GIVEN TASK: Leave the pictures out, and retype all of the material exactly as written.

SUPPLIED MATERIAL:
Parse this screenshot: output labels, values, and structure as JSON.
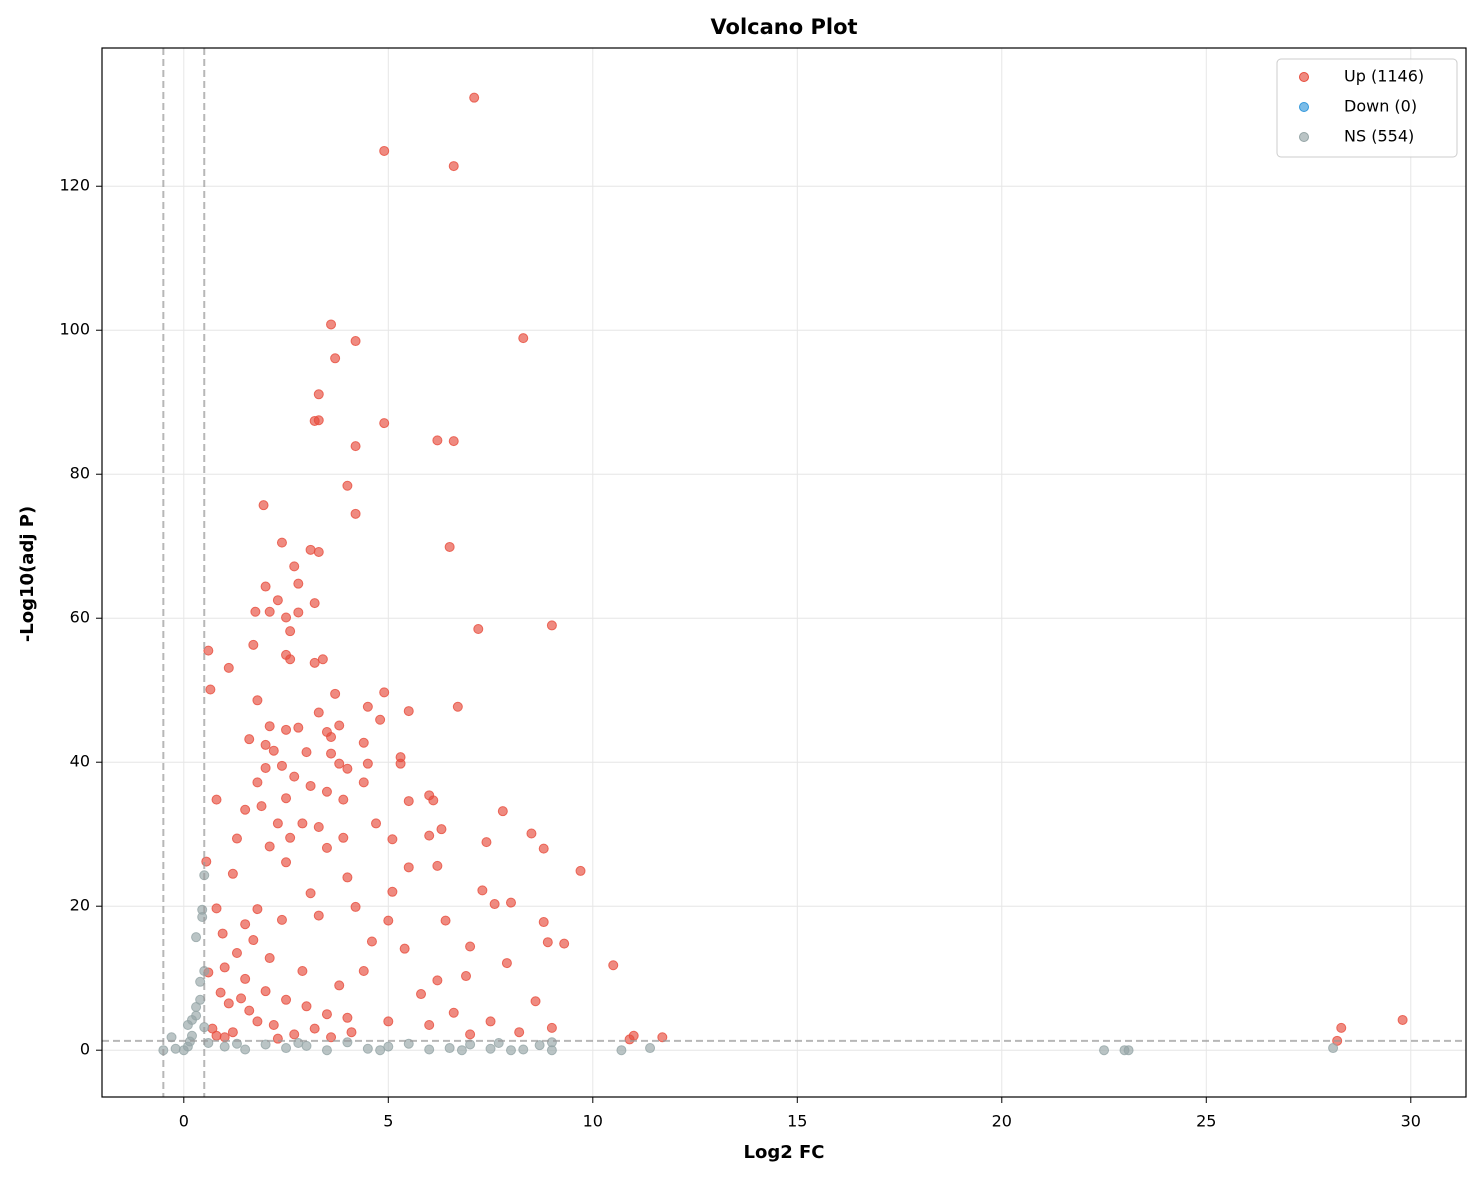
{
  "chart_data": {
    "type": "scatter",
    "title": "Volcano Plot",
    "x_label": "Log2 FC",
    "y_label": "-Log10(adj P)",
    "xlim": [
      -2,
      31.35
    ],
    "ylim": [
      -6.5,
      139.2
    ],
    "xticks": [
      0,
      5,
      10,
      15,
      20,
      25,
      30
    ],
    "yticks": [
      0,
      20,
      40,
      60,
      80,
      100,
      120
    ],
    "grid": true,
    "legend": "upper right",
    "threshold_x": [
      -0.5,
      0.5
    ],
    "threshold_y": 1.3,
    "series": [
      {
        "name": "Up (1146)",
        "color": "#e74c3c",
        "x": [
          7.1,
          4.9,
          6.6,
          3.6,
          8.3,
          4.2,
          3.7,
          3.3,
          3.2,
          3.3,
          4.9,
          6.2,
          6.6,
          4.2,
          1.95,
          4.0,
          4.2,
          2.4,
          3.1,
          3.3,
          6.5,
          2.7,
          2.8,
          2.0,
          3.2,
          2.3,
          1.75,
          2.1,
          2.5,
          2.8,
          7.2,
          9.0,
          2.6,
          1.7,
          0.6,
          2.5,
          2.6,
          3.2,
          3.4,
          1.1,
          0.65,
          1.8,
          3.7,
          4.9,
          4.5,
          6.7,
          5.5,
          3.3,
          4.8,
          2.1,
          2.8,
          2.5,
          3.5,
          3.8,
          3.6,
          1.6,
          2.0,
          4.4,
          2.2,
          3.0,
          3.6,
          5.3,
          5.3,
          2.4,
          2.0,
          3.8,
          4.0,
          4.5,
          2.7,
          1.8,
          3.1,
          4.4,
          0.8,
          1.5,
          1.9,
          2.5,
          3.5,
          3.9,
          5.5,
          6.0,
          6.1,
          7.8,
          2.3,
          2.9,
          3.3,
          4.7,
          6.3,
          8.5,
          1.3,
          2.6,
          3.9,
          5.1,
          6.0,
          7.4,
          8.8,
          2.1,
          3.5,
          1.2,
          2.5,
          4.0,
          5.5,
          6.2,
          9.7,
          7.3,
          5.1,
          3.1,
          8.0,
          7.6,
          4.2,
          1.8,
          6.4,
          8.8,
          2.4,
          3.3,
          5.0,
          0.8,
          7.0,
          9.3,
          8.9,
          4.6,
          5.4,
          10.5,
          7.9,
          6.2,
          1.0,
          1.5,
          2.0,
          2.5,
          3.0,
          3.5,
          4.0,
          5.0,
          6.0,
          7.0,
          8.2,
          9.0,
          11.0,
          11.7,
          10.9,
          28.3,
          29.8,
          28.2,
          0.7,
          1.2,
          1.6,
          2.2,
          1.1,
          0.9,
          1.4,
          1.8,
          2.7,
          3.2,
          0.8,
          1.3,
          1.7,
          2.1,
          0.95,
          1.5,
          2.9,
          3.8,
          4.4,
          5.8,
          6.6,
          7.5,
          8.6,
          6.9,
          4.1,
          3.6,
          2.3,
          1.0,
          0.6,
          0.55
        ],
        "values": [
          132.3,
          124.9,
          122.8,
          100.8,
          98.9,
          98.5,
          96.1,
          91.1,
          87.4,
          87.5,
          87.1,
          84.7,
          84.6,
          83.9,
          75.7,
          78.4,
          74.5,
          70.5,
          69.5,
          69.2,
          69.9,
          67.2,
          64.8,
          64.4,
          62.1,
          62.5,
          60.9,
          60.9,
          60.1,
          60.8,
          58.5,
          59.0,
          58.2,
          56.3,
          55.5,
          54.9,
          54.3,
          53.8,
          54.3,
          53.1,
          50.1,
          48.6,
          49.5,
          49.7,
          47.7,
          47.7,
          47.1,
          46.9,
          45.9,
          45.0,
          44.8,
          44.5,
          44.2,
          45.1,
          43.5,
          43.2,
          42.4,
          42.7,
          41.6,
          41.4,
          41.2,
          40.7,
          39.8,
          39.5,
          39.2,
          39.8,
          39.1,
          39.8,
          38.0,
          37.2,
          36.7,
          37.2,
          34.8,
          33.4,
          33.9,
          35.0,
          35.9,
          34.8,
          34.6,
          35.4,
          34.7,
          33.2,
          31.5,
          31.5,
          31.0,
          31.5,
          30.7,
          30.1,
          29.4,
          29.5,
          29.5,
          29.3,
          29.8,
          28.9,
          28.0,
          28.3,
          28.1,
          24.5,
          26.1,
          24.0,
          25.4,
          25.6,
          24.9,
          22.2,
          22.0,
          21.8,
          20.5,
          20.3,
          19.9,
          19.6,
          18.0,
          17.8,
          18.1,
          18.7,
          18.0,
          19.7,
          14.4,
          14.8,
          15.0,
          15.1,
          14.1,
          11.8,
          12.1,
          9.7,
          11.5,
          9.9,
          8.2,
          7.0,
          6.1,
          5.0,
          4.5,
          4.0,
          3.5,
          2.2,
          2.5,
          3.1,
          2.0,
          1.8,
          1.5,
          3.1,
          4.2,
          1.3,
          3.0,
          2.5,
          5.5,
          3.5,
          6.5,
          8.0,
          7.2,
          4.0,
          2.2,
          3.0,
          2.0,
          13.5,
          15.3,
          12.8,
          16.2,
          17.5,
          11.0,
          9.0,
          11.0,
          7.8,
          5.2,
          4.0,
          6.8,
          10.3,
          2.5,
          1.8,
          1.6,
          1.8,
          10.8,
          26.2
        ]
      },
      {
        "name": "Down (0)",
        "color": "#3498db",
        "x": [],
        "values": []
      },
      {
        "name": "NS (554)",
        "color": "#95a5a6",
        "x": [
          0.5,
          0.45,
          0.3,
          0.45,
          -0.3,
          -0.5,
          -0.2,
          0,
          0.1,
          0.2,
          0.3,
          0.4,
          0.5,
          0.4,
          0.2,
          0.1,
          0.6,
          1.0,
          1.5,
          2.0,
          2.5,
          3.0,
          3.5,
          4.0,
          4.5,
          5.0,
          5.5,
          6.0,
          6.5,
          7.0,
          7.5,
          8.0,
          8.3,
          8.7,
          9.0,
          9.0,
          10.7,
          11.4,
          22.5,
          23.0,
          23.1,
          28.1,
          0.3,
          0.5,
          0.15,
          1.3,
          2.8,
          4.8,
          6.8,
          7.7
        ],
        "values": [
          24.3,
          19.5,
          15.7,
          18.5,
          1.8,
          0,
          0.2,
          0,
          3.5,
          4.2,
          6.0,
          9.5,
          11.0,
          7.0,
          2.0,
          0.5,
          1.0,
          0.5,
          0.1,
          0.8,
          0.3,
          0.6,
          0,
          1.1,
          0.2,
          0.5,
          0.9,
          0.1,
          0.3,
          0.8,
          0.2,
          0,
          0.1,
          0.7,
          0,
          1.1,
          0,
          0.3,
          0,
          0,
          0,
          0.3,
          4.8,
          3.2,
          1.2,
          0.9,
          1.0,
          0,
          0,
          1.0
        ]
      }
    ]
  }
}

EXERCISE SOLUTION:
Parse this screenshot: output labels, values, and structure as JSON.
{
  "chart_data": {
    "type": "scatter",
    "title": "Volcano Plot",
    "x_label": "Log2 FC",
    "y_label": "-Log10(adj P)",
    "xlim": [
      -2,
      31.35
    ],
    "ylim": [
      -6.5,
      139.2
    ],
    "xticks": [
      0,
      5,
      10,
      15,
      20,
      25,
      30
    ],
    "yticks": [
      0,
      20,
      40,
      60,
      80,
      100,
      120
    ],
    "grid": true,
    "legend": "upper right",
    "threshold_x": [
      -0.5,
      0.5
    ],
    "threshold_y": 1.3,
    "series": [
      {
        "name": "Up (1146)",
        "color": "#e74c3c",
        "x": [
          7.1,
          4.9,
          6.6,
          3.6,
          8.3,
          4.2,
          3.7,
          3.3,
          3.2,
          3.3,
          4.9,
          6.2,
          6.6,
          4.2,
          1.95,
          4.0,
          4.2,
          2.4,
          3.1,
          3.3,
          6.5,
          2.7,
          2.8,
          2.0,
          3.2,
          2.3,
          1.75,
          2.1,
          2.5,
          2.8,
          7.2,
          9.0,
          2.6,
          1.7,
          0.6,
          2.5,
          2.6,
          3.2,
          3.4,
          1.1,
          0.65,
          1.8,
          3.7,
          4.9,
          4.5,
          6.7,
          5.5,
          3.3,
          4.8,
          2.1,
          2.8,
          2.5,
          3.5,
          3.8,
          3.6,
          1.6,
          2.0,
          4.4,
          2.2,
          3.0,
          3.6,
          5.3,
          5.3,
          2.4,
          2.0,
          3.8,
          4.0,
          4.5,
          2.7,
          1.8,
          3.1,
          4.4,
          0.8,
          1.5,
          1.9,
          2.5,
          3.5,
          3.9,
          5.5,
          6.0,
          6.1,
          7.8,
          2.3,
          2.9,
          3.3,
          4.7,
          6.3,
          8.5,
          1.3,
          2.6,
          3.9,
          5.1,
          6.0,
          7.4,
          8.8,
          2.1,
          3.5,
          1.2,
          2.5,
          4.0,
          5.5,
          6.2,
          9.7,
          7.3,
          5.1,
          3.1,
          8.0,
          7.6,
          4.2,
          1.8,
          6.4,
          8.8,
          2.4,
          3.3,
          5.0,
          0.8,
          7.0,
          9.3,
          8.9,
          4.6,
          5.4,
          10.5,
          7.9,
          6.2,
          1.0,
          1.5,
          2.0,
          2.5,
          3.0,
          3.5,
          4.0,
          5.0,
          6.0,
          7.0,
          8.2,
          9.0,
          11.0,
          11.7,
          10.9,
          28.3,
          29.8,
          28.2,
          0.7,
          1.2,
          1.6,
          2.2,
          1.1,
          0.9,
          1.4,
          1.8,
          2.7,
          3.2,
          0.8,
          1.3,
          1.7,
          2.1,
          0.95,
          1.5,
          2.9,
          3.8,
          4.4,
          5.8,
          6.6,
          7.5,
          8.6,
          6.9,
          4.1,
          3.6,
          2.3,
          1.0,
          0.6,
          0.55
        ],
        "values": [
          132.3,
          124.9,
          122.8,
          100.8,
          98.9,
          98.5,
          96.1,
          91.1,
          87.4,
          87.5,
          87.1,
          84.7,
          84.6,
          83.9,
          75.7,
          78.4,
          74.5,
          70.5,
          69.5,
          69.2,
          69.9,
          67.2,
          64.8,
          64.4,
          62.1,
          62.5,
          60.9,
          60.9,
          60.1,
          60.8,
          58.5,
          59.0,
          58.2,
          56.3,
          55.5,
          54.9,
          54.3,
          53.8,
          54.3,
          53.1,
          50.1,
          48.6,
          49.5,
          49.7,
          47.7,
          47.7,
          47.1,
          46.9,
          45.9,
          45.0,
          44.8,
          44.5,
          44.2,
          45.1,
          43.5,
          43.2,
          42.4,
          42.7,
          41.6,
          41.4,
          41.2,
          40.7,
          39.8,
          39.5,
          39.2,
          39.8,
          39.1,
          39.8,
          38.0,
          37.2,
          36.7,
          37.2,
          34.8,
          33.4,
          33.9,
          35.0,
          35.9,
          34.8,
          34.6,
          35.4,
          34.7,
          33.2,
          31.5,
          31.5,
          31.0,
          31.5,
          30.7,
          30.1,
          29.4,
          29.5,
          29.5,
          29.3,
          29.8,
          28.9,
          28.0,
          28.3,
          28.1,
          24.5,
          26.1,
          24.0,
          25.4,
          25.6,
          24.9,
          22.2,
          22.0,
          21.8,
          20.5,
          20.3,
          19.9,
          19.6,
          18.0,
          17.8,
          18.1,
          18.7,
          18.0,
          19.7,
          14.4,
          14.8,
          15.0,
          15.1,
          14.1,
          11.8,
          12.1,
          9.7,
          11.5,
          9.9,
          8.2,
          7.0,
          6.1,
          5.0,
          4.5,
          4.0,
          3.5,
          2.2,
          2.5,
          3.1,
          2.0,
          1.8,
          1.5,
          3.1,
          4.2,
          1.3,
          3.0,
          2.5,
          5.5,
          3.5,
          6.5,
          8.0,
          7.2,
          4.0,
          2.2,
          3.0,
          2.0,
          13.5,
          15.3,
          12.8,
          16.2,
          17.5,
          11.0,
          9.0,
          11.0,
          7.8,
          5.2,
          4.0,
          6.8,
          10.3,
          2.5,
          1.8,
          1.6,
          1.8,
          10.8,
          26.2
        ]
      },
      {
        "name": "Down (0)",
        "color": "#3498db",
        "x": [],
        "values": []
      },
      {
        "name": "NS (554)",
        "color": "#95a5a6",
        "x": [
          0.5,
          0.45,
          0.3,
          0.45,
          -0.3,
          -0.5,
          -0.2,
          0,
          0.1,
          0.2,
          0.3,
          0.4,
          0.5,
          0.4,
          0.2,
          0.1,
          0.6,
          1.0,
          1.5,
          2.0,
          2.5,
          3.0,
          3.5,
          4.0,
          4.5,
          5.0,
          5.5,
          6.0,
          6.5,
          7.0,
          7.5,
          8.0,
          8.3,
          8.7,
          9.0,
          9.0,
          10.7,
          11.4,
          22.5,
          23.0,
          23.1,
          28.1,
          0.3,
          0.5,
          0.15,
          1.3,
          2.8,
          4.8,
          6.8,
          7.7
        ],
        "values": [
          24.3,
          19.5,
          15.7,
          18.5,
          1.8,
          0,
          0.2,
          0,
          3.5,
          4.2,
          6.0,
          9.5,
          11.0,
          7.0,
          2.0,
          0.5,
          1.0,
          0.5,
          0.1,
          0.8,
          0.3,
          0.6,
          0,
          1.1,
          0.2,
          0.5,
          0.9,
          0.1,
          0.3,
          0.8,
          0.2,
          0,
          0.1,
          0.7,
          0,
          1.1,
          0,
          0.3,
          0,
          0,
          0,
          0.3,
          4.8,
          3.2,
          1.2,
          0.9,
          1.0,
          0,
          0,
          1.0
        ]
      }
    ]
  }
}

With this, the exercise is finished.